What is being asked —
Whenever a line below holds the word "Engineer", copy that line.

Listed records —
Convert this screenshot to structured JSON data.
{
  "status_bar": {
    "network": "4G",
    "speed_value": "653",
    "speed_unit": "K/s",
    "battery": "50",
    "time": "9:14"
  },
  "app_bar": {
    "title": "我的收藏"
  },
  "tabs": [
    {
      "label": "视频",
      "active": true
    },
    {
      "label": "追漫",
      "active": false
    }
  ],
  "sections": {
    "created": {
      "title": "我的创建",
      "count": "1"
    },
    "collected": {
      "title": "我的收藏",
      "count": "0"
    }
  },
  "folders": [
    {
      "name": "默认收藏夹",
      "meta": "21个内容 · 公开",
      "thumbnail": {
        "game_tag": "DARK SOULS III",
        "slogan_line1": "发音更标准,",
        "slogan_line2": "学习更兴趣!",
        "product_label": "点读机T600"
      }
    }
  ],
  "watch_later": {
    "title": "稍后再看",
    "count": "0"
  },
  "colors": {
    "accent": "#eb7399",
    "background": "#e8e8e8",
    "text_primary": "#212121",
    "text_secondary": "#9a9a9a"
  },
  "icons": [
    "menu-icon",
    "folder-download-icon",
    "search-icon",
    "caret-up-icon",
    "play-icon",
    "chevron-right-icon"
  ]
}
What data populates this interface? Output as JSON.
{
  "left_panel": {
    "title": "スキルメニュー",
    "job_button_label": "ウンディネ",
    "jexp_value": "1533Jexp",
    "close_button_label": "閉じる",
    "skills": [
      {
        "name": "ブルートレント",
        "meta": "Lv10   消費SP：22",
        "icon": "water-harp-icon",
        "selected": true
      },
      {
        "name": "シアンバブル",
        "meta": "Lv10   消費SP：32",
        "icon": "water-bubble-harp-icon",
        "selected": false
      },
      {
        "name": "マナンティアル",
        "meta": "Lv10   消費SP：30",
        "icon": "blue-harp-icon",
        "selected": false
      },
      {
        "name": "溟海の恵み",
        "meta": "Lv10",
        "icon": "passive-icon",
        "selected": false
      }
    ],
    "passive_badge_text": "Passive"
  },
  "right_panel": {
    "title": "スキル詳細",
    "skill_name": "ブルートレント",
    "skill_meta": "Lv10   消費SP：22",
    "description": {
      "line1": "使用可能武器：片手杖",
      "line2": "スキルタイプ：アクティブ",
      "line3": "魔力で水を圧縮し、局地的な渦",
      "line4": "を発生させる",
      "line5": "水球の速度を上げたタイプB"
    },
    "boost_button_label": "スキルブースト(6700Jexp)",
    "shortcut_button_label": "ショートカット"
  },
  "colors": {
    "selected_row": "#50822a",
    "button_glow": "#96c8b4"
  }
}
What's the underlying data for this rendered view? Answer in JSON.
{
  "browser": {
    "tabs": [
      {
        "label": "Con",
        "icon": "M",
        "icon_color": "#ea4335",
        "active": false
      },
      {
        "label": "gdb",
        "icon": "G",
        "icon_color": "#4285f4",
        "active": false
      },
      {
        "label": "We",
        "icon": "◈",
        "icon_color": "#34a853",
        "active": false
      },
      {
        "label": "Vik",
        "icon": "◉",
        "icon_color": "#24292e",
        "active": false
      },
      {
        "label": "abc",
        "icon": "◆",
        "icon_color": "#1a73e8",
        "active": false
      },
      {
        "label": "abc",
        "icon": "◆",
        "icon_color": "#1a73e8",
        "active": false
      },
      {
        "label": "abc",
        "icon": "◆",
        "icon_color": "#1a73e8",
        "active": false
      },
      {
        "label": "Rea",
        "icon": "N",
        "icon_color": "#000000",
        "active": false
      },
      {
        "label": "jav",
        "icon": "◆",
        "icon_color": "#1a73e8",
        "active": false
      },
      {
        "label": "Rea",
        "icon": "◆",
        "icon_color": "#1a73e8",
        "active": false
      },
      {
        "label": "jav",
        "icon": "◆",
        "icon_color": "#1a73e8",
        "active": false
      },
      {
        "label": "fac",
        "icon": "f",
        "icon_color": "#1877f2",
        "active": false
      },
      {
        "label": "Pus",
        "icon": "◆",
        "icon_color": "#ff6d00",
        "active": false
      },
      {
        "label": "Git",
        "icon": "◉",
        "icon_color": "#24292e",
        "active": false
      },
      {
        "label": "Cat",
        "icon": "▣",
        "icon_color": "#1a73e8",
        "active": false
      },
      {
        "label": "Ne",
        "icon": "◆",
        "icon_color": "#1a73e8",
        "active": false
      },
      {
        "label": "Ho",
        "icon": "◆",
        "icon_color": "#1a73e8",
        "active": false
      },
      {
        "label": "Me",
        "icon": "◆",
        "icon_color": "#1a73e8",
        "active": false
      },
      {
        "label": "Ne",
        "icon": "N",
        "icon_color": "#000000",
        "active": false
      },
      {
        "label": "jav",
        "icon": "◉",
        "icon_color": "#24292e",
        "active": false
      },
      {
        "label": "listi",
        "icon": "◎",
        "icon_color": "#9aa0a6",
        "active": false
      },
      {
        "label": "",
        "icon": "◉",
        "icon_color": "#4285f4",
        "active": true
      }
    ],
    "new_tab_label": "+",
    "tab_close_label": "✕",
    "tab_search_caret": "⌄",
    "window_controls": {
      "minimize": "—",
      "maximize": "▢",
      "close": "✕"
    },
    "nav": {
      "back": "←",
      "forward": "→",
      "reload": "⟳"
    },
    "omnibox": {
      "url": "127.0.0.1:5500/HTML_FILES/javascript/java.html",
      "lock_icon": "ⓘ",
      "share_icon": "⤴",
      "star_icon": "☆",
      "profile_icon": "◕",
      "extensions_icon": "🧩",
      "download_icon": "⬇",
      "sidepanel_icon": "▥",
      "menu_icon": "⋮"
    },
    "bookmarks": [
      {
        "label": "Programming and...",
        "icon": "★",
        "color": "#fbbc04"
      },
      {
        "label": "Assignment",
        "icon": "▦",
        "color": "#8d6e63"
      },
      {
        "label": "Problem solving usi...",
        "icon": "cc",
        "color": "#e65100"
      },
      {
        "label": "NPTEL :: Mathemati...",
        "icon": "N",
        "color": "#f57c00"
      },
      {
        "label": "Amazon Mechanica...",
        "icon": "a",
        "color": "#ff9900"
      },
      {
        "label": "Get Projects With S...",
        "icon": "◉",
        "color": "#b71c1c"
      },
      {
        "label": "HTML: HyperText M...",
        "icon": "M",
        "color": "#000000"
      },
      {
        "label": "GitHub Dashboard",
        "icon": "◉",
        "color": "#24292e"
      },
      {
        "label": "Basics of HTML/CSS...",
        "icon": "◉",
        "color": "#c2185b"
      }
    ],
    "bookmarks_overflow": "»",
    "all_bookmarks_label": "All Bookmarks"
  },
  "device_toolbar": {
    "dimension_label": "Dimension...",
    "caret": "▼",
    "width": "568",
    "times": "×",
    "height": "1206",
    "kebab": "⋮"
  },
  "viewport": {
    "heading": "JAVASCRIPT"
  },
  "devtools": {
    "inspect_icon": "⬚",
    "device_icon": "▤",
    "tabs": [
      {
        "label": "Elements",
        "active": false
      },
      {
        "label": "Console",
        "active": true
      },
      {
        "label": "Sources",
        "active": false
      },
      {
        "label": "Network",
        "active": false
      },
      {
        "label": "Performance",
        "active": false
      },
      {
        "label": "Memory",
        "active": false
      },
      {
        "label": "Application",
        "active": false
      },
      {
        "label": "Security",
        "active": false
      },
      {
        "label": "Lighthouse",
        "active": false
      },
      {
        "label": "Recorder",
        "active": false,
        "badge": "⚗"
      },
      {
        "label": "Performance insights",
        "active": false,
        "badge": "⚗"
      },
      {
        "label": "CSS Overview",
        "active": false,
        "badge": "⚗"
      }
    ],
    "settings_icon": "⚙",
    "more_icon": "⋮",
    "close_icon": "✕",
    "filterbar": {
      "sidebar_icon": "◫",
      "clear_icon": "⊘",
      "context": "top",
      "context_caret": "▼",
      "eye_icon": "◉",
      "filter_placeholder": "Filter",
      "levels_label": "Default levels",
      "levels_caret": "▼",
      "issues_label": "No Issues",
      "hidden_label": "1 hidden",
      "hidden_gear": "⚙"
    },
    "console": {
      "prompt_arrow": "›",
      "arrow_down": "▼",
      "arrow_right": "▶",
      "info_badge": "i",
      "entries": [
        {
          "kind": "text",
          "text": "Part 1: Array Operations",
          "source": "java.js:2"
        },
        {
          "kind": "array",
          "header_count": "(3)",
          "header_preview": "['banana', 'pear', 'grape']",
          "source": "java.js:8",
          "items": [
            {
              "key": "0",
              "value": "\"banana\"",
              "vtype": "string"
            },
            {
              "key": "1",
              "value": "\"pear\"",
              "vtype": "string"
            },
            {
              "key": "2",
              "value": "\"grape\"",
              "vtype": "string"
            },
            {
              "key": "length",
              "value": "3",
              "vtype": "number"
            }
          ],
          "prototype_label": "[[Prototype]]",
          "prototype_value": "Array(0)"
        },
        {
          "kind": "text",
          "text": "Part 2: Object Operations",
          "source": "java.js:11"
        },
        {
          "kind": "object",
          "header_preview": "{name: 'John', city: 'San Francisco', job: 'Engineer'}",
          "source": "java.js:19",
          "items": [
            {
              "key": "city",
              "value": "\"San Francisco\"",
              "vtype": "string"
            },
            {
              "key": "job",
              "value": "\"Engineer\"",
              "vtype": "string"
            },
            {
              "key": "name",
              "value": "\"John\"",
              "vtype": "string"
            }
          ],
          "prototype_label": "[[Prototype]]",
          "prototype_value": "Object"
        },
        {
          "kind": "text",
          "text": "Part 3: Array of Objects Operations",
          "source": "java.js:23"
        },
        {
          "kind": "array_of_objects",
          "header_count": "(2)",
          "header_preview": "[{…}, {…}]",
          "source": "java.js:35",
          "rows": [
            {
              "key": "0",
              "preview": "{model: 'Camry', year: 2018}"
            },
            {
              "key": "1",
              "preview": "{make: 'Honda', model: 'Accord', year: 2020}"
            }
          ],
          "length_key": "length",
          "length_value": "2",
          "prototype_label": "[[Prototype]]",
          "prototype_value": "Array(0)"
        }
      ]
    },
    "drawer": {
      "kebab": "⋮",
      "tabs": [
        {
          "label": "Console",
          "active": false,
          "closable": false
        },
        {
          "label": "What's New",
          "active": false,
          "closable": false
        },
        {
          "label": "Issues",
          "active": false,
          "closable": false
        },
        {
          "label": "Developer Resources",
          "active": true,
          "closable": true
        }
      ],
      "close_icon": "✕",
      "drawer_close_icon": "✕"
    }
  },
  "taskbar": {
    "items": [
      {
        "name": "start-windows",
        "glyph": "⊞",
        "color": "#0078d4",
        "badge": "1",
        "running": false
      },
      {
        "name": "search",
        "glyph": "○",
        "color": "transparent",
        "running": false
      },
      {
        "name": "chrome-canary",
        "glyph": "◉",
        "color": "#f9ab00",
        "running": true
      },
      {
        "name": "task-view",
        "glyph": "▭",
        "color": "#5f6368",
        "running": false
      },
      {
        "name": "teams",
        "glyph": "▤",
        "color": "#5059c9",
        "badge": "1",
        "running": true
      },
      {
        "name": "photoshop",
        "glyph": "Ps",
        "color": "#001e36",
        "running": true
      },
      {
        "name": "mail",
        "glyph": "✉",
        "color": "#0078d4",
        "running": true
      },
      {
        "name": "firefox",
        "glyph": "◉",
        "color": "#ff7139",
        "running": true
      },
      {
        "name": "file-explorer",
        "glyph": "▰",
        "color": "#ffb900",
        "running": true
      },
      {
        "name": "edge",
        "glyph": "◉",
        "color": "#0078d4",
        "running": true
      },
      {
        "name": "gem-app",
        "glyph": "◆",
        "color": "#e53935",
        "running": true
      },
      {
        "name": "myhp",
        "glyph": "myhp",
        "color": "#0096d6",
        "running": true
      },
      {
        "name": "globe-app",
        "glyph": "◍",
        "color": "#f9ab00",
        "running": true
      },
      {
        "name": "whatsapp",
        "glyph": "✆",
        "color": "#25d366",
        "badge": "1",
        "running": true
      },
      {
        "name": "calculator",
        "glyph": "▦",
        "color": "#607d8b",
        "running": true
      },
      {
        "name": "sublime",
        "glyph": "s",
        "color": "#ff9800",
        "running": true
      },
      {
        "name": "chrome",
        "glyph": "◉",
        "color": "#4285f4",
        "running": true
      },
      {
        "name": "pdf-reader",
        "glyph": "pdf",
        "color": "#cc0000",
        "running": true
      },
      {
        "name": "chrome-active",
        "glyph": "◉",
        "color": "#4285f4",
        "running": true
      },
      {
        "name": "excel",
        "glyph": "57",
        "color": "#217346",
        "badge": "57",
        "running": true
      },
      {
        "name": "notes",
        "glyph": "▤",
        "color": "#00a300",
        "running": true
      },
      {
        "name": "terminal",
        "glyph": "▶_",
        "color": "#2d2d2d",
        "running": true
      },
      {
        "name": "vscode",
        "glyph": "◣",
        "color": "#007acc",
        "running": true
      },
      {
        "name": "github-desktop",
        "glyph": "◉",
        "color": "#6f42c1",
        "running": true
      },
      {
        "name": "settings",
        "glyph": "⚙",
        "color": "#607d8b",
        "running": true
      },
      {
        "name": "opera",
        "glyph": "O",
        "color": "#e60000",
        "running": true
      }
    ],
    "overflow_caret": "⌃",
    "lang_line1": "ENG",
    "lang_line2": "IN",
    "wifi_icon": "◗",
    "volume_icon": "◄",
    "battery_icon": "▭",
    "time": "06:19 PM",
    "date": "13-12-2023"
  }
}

The reply —
          "header_preview": "{name: 'John', city: 'San Francisco', job: 'Engineer'}",
              "value": "\"Engineer\"",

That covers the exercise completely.